*WHAT THE TASK REQUIRES*:
Word for word, quote all of the material, omitting the pictures.
---- INFORMATION GIVEN
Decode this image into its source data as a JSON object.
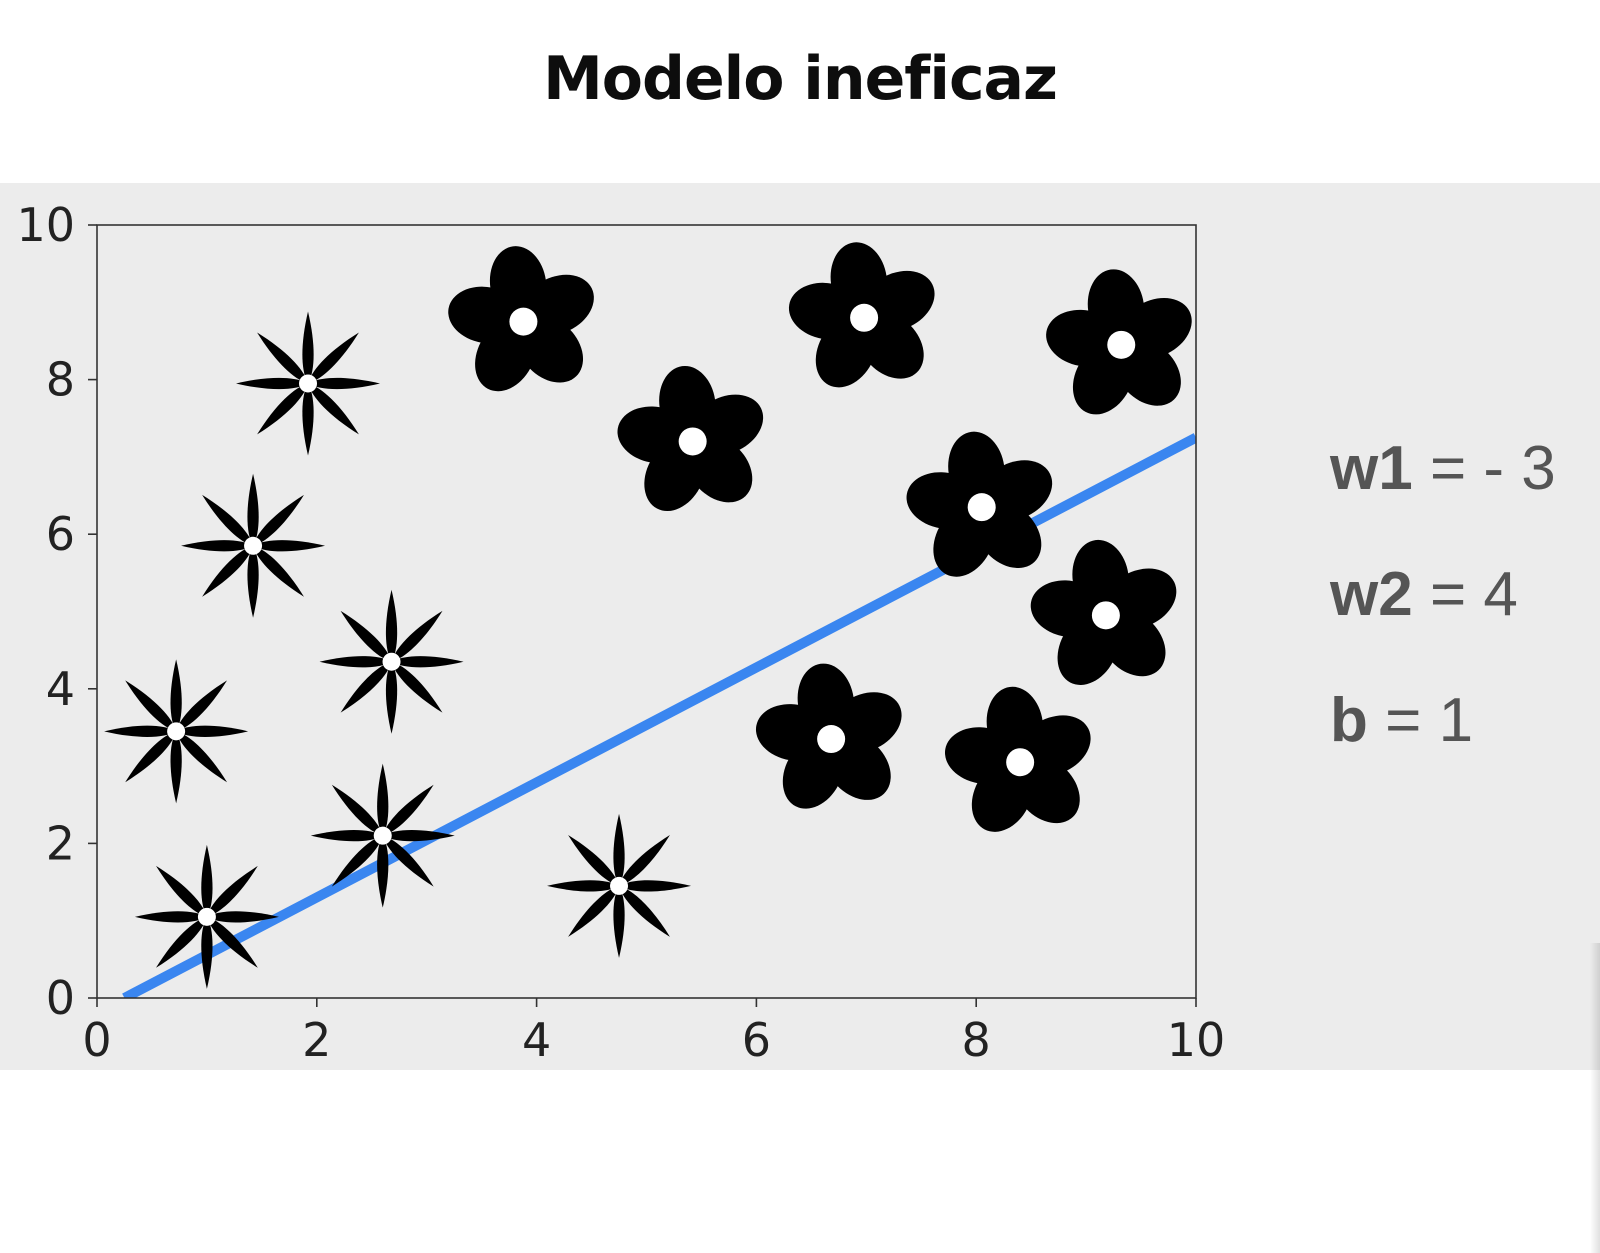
{
  "title": "Modelo ineficaz",
  "params": [
    {
      "name": "w1",
      "eq": "=",
      "value": "- 3"
    },
    {
      "name": "w2",
      "eq": "=",
      "value": "4"
    },
    {
      "name": "b",
      "eq": "=",
      "value": "1"
    }
  ],
  "chart_data": {
    "type": "scatter",
    "title": "",
    "xlabel": "",
    "ylabel": "",
    "xlim": [
      0,
      10
    ],
    "ylim": [
      0,
      10
    ],
    "xticks": [
      "0",
      "2",
      "4",
      "6",
      "8",
      "10"
    ],
    "yticks": [
      "0",
      "2",
      "4",
      "6",
      "8",
      "10"
    ],
    "grid": false,
    "colors": {
      "line": "#3a86f0",
      "markers": "#000000",
      "background": "#ececec"
    },
    "series": [
      {
        "marker": "star-flower",
        "points": [
          [
            1.0,
            1.05
          ],
          [
            0.72,
            3.45
          ],
          [
            1.42,
            5.85
          ],
          [
            1.92,
            7.95
          ],
          [
            2.68,
            4.35
          ],
          [
            2.6,
            2.1
          ],
          [
            4.75,
            1.45
          ]
        ]
      },
      {
        "marker": "round-flower",
        "points": [
          [
            3.88,
            8.75
          ],
          [
            5.42,
            7.2
          ],
          [
            6.98,
            8.8
          ],
          [
            9.32,
            8.45
          ],
          [
            8.05,
            6.35
          ],
          [
            9.18,
            4.95
          ],
          [
            6.68,
            3.35
          ],
          [
            8.4,
            3.05
          ]
        ]
      }
    ],
    "line": {
      "x": [
        0.25,
        10
      ],
      "y": [
        0,
        7.25
      ]
    }
  }
}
--------
*RESULT OF THE TASK*:
Decode this image into its source data as a JSON object.
{
  "title": "Modelo ineficaz",
  "params": [
    {
      "name": "w1",
      "eq": "=",
      "value": "- 3"
    },
    {
      "name": "w2",
      "eq": "=",
      "value": "4"
    },
    {
      "name": "b",
      "eq": "=",
      "value": "1"
    }
  ],
  "chart_data": {
    "type": "scatter",
    "title": "",
    "xlabel": "",
    "ylabel": "",
    "xlim": [
      0,
      10
    ],
    "ylim": [
      0,
      10
    ],
    "xticks": [
      "0",
      "2",
      "4",
      "6",
      "8",
      "10"
    ],
    "yticks": [
      "0",
      "2",
      "4",
      "6",
      "8",
      "10"
    ],
    "grid": false,
    "colors": {
      "line": "#3a86f0",
      "markers": "#000000",
      "background": "#ececec"
    },
    "series": [
      {
        "marker": "star-flower",
        "points": [
          [
            1.0,
            1.05
          ],
          [
            0.72,
            3.45
          ],
          [
            1.42,
            5.85
          ],
          [
            1.92,
            7.95
          ],
          [
            2.68,
            4.35
          ],
          [
            2.6,
            2.1
          ],
          [
            4.75,
            1.45
          ]
        ]
      },
      {
        "marker": "round-flower",
        "points": [
          [
            3.88,
            8.75
          ],
          [
            5.42,
            7.2
          ],
          [
            6.98,
            8.8
          ],
          [
            9.32,
            8.45
          ],
          [
            8.05,
            6.35
          ],
          [
            9.18,
            4.95
          ],
          [
            6.68,
            3.35
          ],
          [
            8.4,
            3.05
          ]
        ]
      }
    ],
    "line": {
      "x": [
        0.25,
        10
      ],
      "y": [
        0,
        7.25
      ]
    }
  }
}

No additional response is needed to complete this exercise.